(Dataset rows about figures)
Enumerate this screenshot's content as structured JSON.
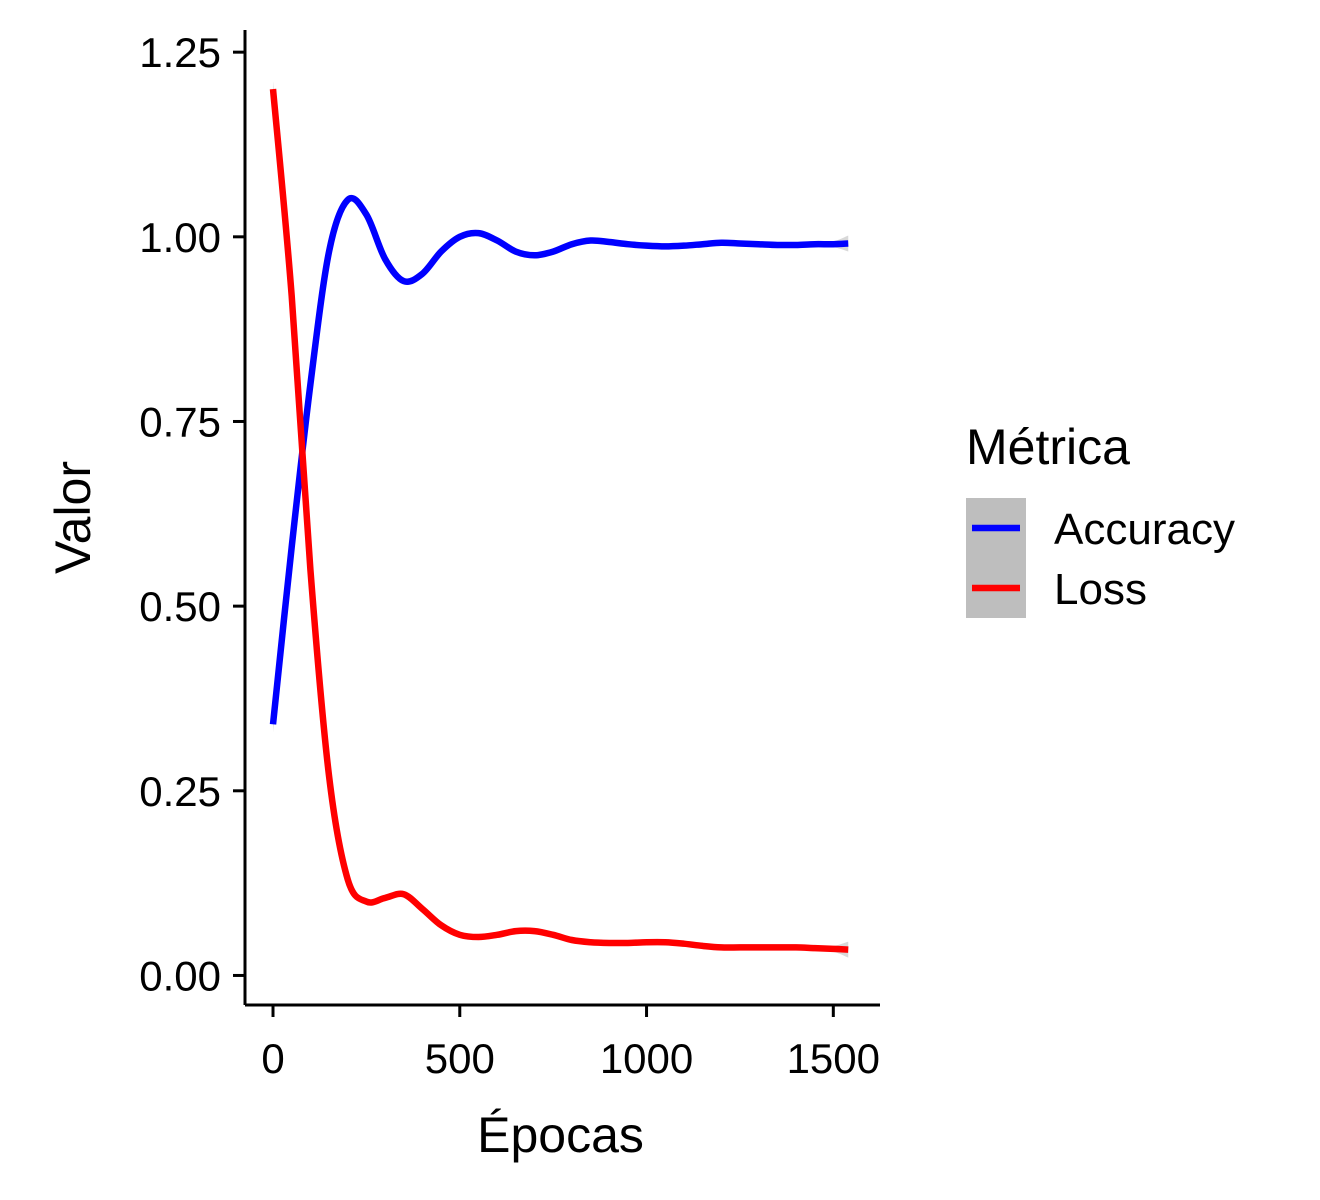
{
  "chart_data": {
    "type": "line",
    "title": "",
    "xlabel": "Épocas",
    "ylabel": "Valor",
    "xlim": [
      -75,
      1625
    ],
    "ylim": [
      -0.04,
      1.28
    ],
    "x_ticks": [
      0,
      500,
      1000,
      1500
    ],
    "y_ticks": [
      0.0,
      0.25,
      0.5,
      0.75,
      1.0,
      1.25
    ],
    "x_tick_labels": [
      "0",
      "500",
      "1000",
      "1500"
    ],
    "y_tick_labels": [
      "0.00",
      "0.25",
      "0.50",
      "0.75",
      "1.00",
      "1.25"
    ],
    "grid": false,
    "confidence_band": true,
    "legend": {
      "title": "Métrica",
      "position": "right"
    },
    "series": [
      {
        "name": "Accuracy",
        "color": "#0000ff",
        "x": [
          0,
          50,
          100,
          150,
          200,
          250,
          300,
          350,
          400,
          450,
          500,
          550,
          600,
          650,
          700,
          750,
          800,
          850,
          900,
          950,
          1000,
          1050,
          1100,
          1150,
          1200,
          1250,
          1300,
          1350,
          1400,
          1450,
          1500,
          1540
        ],
        "values": [
          0.34,
          0.58,
          0.8,
          0.98,
          1.05,
          1.03,
          0.97,
          0.94,
          0.95,
          0.98,
          1.0,
          1.005,
          0.995,
          0.98,
          0.975,
          0.98,
          0.99,
          0.995,
          0.993,
          0.99,
          0.988,
          0.987,
          0.988,
          0.99,
          0.992,
          0.991,
          0.99,
          0.989,
          0.989,
          0.99,
          0.99,
          0.991
        ]
      },
      {
        "name": "Loss",
        "color": "#ff0000",
        "x": [
          0,
          50,
          100,
          150,
          200,
          250,
          300,
          350,
          400,
          450,
          500,
          550,
          600,
          650,
          700,
          750,
          800,
          850,
          900,
          950,
          1000,
          1050,
          1100,
          1150,
          1200,
          1250,
          1300,
          1350,
          1400,
          1450,
          1500,
          1540
        ],
        "values": [
          1.2,
          0.92,
          0.55,
          0.27,
          0.13,
          0.1,
          0.105,
          0.11,
          0.09,
          0.068,
          0.055,
          0.052,
          0.055,
          0.06,
          0.06,
          0.055,
          0.048,
          0.045,
          0.044,
          0.044,
          0.045,
          0.045,
          0.043,
          0.04,
          0.038,
          0.038,
          0.038,
          0.038,
          0.038,
          0.037,
          0.036,
          0.035
        ]
      }
    ]
  }
}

> [Task to carry out]: Give back the whole listing as it stands, minus its pictures.

> [The response]:
Enumerate this screenshot's content as structured JSON.
{
  "chart_data": {
    "type": "line",
    "title": "",
    "xlabel": "Épocas",
    "ylabel": "Valor",
    "xlim": [
      -75,
      1625
    ],
    "ylim": [
      -0.04,
      1.28
    ],
    "x_ticks": [
      0,
      500,
      1000,
      1500
    ],
    "y_ticks": [
      0.0,
      0.25,
      0.5,
      0.75,
      1.0,
      1.25
    ],
    "x_tick_labels": [
      "0",
      "500",
      "1000",
      "1500"
    ],
    "y_tick_labels": [
      "0.00",
      "0.25",
      "0.50",
      "0.75",
      "1.00",
      "1.25"
    ],
    "grid": false,
    "confidence_band": true,
    "legend": {
      "title": "Métrica",
      "position": "right"
    },
    "series": [
      {
        "name": "Accuracy",
        "color": "#0000ff",
        "x": [
          0,
          50,
          100,
          150,
          200,
          250,
          300,
          350,
          400,
          450,
          500,
          550,
          600,
          650,
          700,
          750,
          800,
          850,
          900,
          950,
          1000,
          1050,
          1100,
          1150,
          1200,
          1250,
          1300,
          1350,
          1400,
          1450,
          1500,
          1540
        ],
        "values": [
          0.34,
          0.58,
          0.8,
          0.98,
          1.05,
          1.03,
          0.97,
          0.94,
          0.95,
          0.98,
          1.0,
          1.005,
          0.995,
          0.98,
          0.975,
          0.98,
          0.99,
          0.995,
          0.993,
          0.99,
          0.988,
          0.987,
          0.988,
          0.99,
          0.992,
          0.991,
          0.99,
          0.989,
          0.989,
          0.99,
          0.99,
          0.991
        ]
      },
      {
        "name": "Loss",
        "color": "#ff0000",
        "x": [
          0,
          50,
          100,
          150,
          200,
          250,
          300,
          350,
          400,
          450,
          500,
          550,
          600,
          650,
          700,
          750,
          800,
          850,
          900,
          950,
          1000,
          1050,
          1100,
          1150,
          1200,
          1250,
          1300,
          1350,
          1400,
          1450,
          1500,
          1540
        ],
        "values": [
          1.2,
          0.92,
          0.55,
          0.27,
          0.13,
          0.1,
          0.105,
          0.11,
          0.09,
          0.068,
          0.055,
          0.052,
          0.055,
          0.06,
          0.06,
          0.055,
          0.048,
          0.045,
          0.044,
          0.044,
          0.045,
          0.045,
          0.043,
          0.04,
          0.038,
          0.038,
          0.038,
          0.038,
          0.038,
          0.037,
          0.036,
          0.035
        ]
      }
    ]
  }
}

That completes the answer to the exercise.